— The problem —
Work out how many lines have "irregular" in them. Give only that number.

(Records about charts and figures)
▼

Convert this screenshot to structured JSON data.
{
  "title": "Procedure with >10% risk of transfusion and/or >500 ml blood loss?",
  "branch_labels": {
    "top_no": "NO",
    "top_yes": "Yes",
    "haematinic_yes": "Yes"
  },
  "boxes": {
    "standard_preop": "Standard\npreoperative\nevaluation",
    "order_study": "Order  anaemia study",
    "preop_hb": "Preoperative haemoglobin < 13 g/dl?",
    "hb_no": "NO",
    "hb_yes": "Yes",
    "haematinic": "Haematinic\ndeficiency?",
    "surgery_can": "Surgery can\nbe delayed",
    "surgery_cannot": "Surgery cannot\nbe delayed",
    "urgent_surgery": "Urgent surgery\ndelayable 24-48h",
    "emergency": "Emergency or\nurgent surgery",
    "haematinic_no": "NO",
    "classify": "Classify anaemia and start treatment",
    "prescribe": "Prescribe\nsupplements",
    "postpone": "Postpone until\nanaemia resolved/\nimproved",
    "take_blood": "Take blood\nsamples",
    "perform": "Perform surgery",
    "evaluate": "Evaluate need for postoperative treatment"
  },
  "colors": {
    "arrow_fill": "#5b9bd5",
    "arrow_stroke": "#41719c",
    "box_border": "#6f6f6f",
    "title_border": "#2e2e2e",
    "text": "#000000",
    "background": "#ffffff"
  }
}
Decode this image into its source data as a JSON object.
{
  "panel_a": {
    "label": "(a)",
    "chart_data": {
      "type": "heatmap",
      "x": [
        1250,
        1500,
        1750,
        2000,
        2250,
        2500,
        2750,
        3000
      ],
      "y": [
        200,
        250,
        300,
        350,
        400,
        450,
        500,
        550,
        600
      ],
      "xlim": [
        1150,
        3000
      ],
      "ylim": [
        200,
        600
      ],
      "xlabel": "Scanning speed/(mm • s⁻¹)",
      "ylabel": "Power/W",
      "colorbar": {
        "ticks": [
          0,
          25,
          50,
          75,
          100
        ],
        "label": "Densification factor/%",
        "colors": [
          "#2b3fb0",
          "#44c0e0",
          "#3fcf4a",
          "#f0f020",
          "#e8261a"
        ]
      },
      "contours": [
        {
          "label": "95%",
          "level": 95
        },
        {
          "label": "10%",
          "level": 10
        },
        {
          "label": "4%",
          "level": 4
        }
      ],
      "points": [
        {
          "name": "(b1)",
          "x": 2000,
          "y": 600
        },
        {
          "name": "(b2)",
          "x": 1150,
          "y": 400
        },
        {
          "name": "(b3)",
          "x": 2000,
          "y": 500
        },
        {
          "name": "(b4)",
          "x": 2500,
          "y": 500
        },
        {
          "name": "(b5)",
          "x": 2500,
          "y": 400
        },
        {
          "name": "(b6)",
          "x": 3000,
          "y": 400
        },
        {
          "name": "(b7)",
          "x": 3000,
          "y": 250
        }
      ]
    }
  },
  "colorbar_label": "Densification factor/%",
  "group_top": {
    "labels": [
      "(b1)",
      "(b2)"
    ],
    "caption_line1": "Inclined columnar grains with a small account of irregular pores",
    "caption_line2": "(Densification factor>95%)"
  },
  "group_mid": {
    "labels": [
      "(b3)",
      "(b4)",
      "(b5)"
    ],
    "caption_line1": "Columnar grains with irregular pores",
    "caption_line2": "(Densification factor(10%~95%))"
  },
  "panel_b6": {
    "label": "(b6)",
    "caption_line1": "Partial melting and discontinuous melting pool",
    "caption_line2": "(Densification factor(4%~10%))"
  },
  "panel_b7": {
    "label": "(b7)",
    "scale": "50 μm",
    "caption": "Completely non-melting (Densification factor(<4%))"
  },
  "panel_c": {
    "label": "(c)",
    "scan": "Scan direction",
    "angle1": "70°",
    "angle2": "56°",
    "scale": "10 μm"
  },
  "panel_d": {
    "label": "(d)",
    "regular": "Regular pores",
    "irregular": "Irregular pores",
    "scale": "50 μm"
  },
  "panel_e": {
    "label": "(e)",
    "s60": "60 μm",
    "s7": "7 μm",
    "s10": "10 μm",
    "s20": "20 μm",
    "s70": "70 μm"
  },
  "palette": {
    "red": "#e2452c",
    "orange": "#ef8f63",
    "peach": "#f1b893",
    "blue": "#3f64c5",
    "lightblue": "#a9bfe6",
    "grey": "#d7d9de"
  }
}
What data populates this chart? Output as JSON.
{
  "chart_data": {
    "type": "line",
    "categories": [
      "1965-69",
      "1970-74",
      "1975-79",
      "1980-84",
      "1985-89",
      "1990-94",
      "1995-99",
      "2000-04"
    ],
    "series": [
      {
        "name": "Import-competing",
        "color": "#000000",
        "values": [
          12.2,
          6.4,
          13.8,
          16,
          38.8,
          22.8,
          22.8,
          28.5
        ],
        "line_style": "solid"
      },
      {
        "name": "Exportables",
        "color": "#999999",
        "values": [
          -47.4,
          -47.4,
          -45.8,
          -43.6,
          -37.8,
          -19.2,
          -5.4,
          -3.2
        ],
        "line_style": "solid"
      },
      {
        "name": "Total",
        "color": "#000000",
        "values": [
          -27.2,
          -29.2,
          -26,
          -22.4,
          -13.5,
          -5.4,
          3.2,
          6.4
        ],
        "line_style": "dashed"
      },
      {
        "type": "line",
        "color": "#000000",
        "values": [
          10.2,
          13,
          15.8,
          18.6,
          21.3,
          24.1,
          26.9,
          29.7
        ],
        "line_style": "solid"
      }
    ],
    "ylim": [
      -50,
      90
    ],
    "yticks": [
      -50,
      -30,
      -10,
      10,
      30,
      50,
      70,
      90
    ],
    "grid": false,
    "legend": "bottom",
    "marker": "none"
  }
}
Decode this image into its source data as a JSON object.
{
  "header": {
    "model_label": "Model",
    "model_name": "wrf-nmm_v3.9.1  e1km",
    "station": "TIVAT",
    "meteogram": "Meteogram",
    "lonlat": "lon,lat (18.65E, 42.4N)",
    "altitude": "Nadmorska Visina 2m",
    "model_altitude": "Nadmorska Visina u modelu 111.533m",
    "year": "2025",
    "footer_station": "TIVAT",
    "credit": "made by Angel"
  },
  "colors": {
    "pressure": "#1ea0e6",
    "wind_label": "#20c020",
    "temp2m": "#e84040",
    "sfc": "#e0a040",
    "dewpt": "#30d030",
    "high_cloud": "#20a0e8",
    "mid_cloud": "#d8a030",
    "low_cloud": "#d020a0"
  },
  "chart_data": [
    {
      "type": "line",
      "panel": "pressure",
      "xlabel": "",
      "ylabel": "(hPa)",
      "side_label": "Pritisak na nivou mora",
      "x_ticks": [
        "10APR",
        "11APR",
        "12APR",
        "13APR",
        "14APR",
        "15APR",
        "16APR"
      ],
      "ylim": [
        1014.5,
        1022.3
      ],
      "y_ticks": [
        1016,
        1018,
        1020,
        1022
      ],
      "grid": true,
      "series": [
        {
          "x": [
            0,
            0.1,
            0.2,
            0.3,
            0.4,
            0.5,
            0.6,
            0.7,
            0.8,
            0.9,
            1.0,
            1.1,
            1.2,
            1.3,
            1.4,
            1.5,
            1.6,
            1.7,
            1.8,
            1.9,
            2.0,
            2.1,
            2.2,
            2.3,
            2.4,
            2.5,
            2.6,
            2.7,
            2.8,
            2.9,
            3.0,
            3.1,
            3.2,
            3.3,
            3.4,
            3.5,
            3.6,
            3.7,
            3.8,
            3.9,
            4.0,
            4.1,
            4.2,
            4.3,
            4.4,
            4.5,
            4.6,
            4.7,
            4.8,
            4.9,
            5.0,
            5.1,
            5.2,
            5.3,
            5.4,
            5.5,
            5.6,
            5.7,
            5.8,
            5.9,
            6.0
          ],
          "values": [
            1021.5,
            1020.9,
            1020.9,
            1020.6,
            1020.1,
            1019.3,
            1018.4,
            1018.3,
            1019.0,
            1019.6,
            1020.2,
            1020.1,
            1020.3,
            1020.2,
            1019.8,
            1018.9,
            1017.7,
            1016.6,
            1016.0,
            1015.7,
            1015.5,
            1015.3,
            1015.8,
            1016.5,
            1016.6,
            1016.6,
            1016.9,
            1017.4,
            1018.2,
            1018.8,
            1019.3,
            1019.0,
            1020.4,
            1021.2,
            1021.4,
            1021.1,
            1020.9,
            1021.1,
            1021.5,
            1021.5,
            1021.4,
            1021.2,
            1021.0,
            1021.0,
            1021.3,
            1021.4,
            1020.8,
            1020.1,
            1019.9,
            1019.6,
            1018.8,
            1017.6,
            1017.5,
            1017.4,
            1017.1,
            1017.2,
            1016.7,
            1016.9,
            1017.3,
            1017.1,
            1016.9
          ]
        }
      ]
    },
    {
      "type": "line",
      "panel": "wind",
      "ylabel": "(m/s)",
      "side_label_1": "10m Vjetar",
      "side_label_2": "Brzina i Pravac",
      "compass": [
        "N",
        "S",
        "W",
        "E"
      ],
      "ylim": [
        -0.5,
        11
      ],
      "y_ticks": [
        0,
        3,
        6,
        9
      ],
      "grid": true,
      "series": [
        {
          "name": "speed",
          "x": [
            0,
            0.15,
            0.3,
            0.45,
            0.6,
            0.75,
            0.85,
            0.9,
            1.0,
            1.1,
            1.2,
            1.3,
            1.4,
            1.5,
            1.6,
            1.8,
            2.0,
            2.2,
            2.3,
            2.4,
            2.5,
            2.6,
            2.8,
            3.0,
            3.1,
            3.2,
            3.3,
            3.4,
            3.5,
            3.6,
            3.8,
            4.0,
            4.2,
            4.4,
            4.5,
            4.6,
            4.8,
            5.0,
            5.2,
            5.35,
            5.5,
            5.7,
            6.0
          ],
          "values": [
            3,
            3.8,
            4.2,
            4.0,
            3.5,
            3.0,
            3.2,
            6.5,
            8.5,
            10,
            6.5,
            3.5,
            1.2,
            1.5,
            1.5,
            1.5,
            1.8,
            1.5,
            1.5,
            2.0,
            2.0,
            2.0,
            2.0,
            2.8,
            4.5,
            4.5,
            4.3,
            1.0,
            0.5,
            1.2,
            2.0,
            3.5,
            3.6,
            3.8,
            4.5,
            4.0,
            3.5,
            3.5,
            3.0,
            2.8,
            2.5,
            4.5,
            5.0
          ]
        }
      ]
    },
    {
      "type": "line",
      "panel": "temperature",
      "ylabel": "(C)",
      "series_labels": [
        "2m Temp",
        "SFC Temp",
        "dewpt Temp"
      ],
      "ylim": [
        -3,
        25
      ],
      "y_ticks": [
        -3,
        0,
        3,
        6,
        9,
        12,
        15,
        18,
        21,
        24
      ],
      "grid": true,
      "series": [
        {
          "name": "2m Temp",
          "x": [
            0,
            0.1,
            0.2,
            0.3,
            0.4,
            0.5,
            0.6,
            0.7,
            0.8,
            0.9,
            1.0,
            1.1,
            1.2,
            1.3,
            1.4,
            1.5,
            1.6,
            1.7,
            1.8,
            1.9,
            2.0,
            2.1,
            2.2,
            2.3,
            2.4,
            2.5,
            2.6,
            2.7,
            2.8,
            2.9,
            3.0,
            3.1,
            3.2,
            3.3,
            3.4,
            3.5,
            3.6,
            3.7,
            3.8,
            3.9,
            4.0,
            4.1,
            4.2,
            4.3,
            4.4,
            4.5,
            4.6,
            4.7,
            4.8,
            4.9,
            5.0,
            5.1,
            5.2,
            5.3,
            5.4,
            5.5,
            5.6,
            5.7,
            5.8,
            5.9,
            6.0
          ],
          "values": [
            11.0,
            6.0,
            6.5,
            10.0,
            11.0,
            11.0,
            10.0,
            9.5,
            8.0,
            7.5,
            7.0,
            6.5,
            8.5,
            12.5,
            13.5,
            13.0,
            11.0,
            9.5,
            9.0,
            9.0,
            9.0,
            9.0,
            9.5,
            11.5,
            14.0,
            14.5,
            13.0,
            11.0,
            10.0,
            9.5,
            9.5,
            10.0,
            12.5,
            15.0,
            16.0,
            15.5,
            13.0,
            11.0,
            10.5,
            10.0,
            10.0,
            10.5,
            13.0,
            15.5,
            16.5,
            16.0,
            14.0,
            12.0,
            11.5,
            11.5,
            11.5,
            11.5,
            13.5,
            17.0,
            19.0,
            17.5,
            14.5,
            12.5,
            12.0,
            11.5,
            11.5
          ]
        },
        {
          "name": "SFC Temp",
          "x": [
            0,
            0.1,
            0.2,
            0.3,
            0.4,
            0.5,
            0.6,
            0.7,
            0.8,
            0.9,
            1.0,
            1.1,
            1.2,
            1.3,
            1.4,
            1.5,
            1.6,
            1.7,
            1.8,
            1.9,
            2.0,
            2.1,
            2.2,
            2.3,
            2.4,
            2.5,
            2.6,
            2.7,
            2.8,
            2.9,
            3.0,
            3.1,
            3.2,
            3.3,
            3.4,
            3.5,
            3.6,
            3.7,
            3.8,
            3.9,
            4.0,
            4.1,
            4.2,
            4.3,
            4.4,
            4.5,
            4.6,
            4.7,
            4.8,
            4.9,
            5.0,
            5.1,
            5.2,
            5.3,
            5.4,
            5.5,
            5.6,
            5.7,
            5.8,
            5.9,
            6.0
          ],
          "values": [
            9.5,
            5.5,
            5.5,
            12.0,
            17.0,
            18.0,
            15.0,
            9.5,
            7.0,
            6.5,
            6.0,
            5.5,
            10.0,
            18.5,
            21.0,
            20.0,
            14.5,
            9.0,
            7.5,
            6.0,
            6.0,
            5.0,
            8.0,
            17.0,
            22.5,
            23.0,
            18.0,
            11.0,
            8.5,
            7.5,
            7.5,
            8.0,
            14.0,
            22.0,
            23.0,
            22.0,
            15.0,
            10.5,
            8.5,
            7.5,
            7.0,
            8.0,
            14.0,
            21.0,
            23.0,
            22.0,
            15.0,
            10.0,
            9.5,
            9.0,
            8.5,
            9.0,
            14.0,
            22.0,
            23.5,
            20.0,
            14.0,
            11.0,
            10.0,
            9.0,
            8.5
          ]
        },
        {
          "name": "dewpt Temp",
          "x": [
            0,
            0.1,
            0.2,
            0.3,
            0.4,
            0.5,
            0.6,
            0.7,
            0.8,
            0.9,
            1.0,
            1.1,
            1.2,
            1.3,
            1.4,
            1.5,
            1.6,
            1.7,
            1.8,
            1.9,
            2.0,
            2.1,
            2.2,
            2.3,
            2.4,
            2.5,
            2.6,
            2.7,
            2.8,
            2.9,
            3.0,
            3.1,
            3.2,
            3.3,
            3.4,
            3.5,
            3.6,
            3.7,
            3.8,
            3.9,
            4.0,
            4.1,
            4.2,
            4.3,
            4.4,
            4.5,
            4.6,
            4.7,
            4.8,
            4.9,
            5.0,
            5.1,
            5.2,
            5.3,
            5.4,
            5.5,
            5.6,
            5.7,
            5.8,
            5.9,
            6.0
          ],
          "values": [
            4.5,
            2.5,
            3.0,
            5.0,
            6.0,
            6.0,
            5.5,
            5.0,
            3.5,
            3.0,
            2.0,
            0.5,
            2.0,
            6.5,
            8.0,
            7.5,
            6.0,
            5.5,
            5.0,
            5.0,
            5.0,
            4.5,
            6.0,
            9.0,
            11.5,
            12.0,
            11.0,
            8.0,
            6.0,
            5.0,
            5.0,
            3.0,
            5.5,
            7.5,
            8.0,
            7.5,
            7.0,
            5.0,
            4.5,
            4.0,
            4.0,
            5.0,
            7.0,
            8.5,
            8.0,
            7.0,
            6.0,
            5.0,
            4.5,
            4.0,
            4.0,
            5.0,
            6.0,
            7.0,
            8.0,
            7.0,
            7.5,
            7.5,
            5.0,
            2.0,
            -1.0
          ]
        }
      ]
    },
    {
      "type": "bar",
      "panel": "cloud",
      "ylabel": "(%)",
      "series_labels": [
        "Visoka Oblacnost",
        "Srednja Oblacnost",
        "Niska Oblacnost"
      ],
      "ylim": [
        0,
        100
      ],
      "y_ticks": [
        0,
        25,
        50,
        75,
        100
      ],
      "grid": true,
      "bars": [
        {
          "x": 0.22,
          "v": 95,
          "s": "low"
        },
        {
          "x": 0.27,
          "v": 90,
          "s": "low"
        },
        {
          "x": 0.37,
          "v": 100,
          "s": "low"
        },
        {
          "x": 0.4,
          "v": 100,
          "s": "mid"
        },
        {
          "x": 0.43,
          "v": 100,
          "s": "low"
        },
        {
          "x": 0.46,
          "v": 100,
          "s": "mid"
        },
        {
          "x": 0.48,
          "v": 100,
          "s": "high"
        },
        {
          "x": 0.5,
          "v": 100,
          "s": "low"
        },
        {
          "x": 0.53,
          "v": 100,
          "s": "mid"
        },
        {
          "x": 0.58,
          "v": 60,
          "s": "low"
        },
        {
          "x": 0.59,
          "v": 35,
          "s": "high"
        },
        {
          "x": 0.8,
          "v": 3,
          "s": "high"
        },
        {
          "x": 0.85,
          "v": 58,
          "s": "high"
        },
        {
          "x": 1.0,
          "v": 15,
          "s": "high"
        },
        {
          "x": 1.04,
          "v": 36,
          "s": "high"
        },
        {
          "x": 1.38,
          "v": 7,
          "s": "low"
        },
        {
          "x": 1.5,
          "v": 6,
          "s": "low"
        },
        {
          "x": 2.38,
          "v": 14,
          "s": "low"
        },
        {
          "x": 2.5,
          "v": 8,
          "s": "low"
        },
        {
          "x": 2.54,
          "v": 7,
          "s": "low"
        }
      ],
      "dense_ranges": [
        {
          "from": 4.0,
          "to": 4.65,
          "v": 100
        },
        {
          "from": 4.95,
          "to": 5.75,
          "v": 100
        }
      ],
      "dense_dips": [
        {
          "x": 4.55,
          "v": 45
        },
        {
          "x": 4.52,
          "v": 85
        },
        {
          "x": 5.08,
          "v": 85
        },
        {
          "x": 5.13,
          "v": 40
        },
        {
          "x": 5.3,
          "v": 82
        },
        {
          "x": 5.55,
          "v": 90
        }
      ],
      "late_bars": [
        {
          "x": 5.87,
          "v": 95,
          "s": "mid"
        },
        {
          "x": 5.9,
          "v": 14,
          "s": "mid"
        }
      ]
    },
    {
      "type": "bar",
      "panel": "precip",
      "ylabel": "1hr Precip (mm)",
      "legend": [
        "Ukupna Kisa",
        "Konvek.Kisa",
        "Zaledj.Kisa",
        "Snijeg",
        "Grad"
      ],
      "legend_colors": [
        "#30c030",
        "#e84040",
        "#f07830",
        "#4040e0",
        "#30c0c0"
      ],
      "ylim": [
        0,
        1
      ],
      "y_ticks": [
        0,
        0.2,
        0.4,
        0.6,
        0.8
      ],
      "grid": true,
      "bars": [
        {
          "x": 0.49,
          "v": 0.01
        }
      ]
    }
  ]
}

▲

— Solution —
3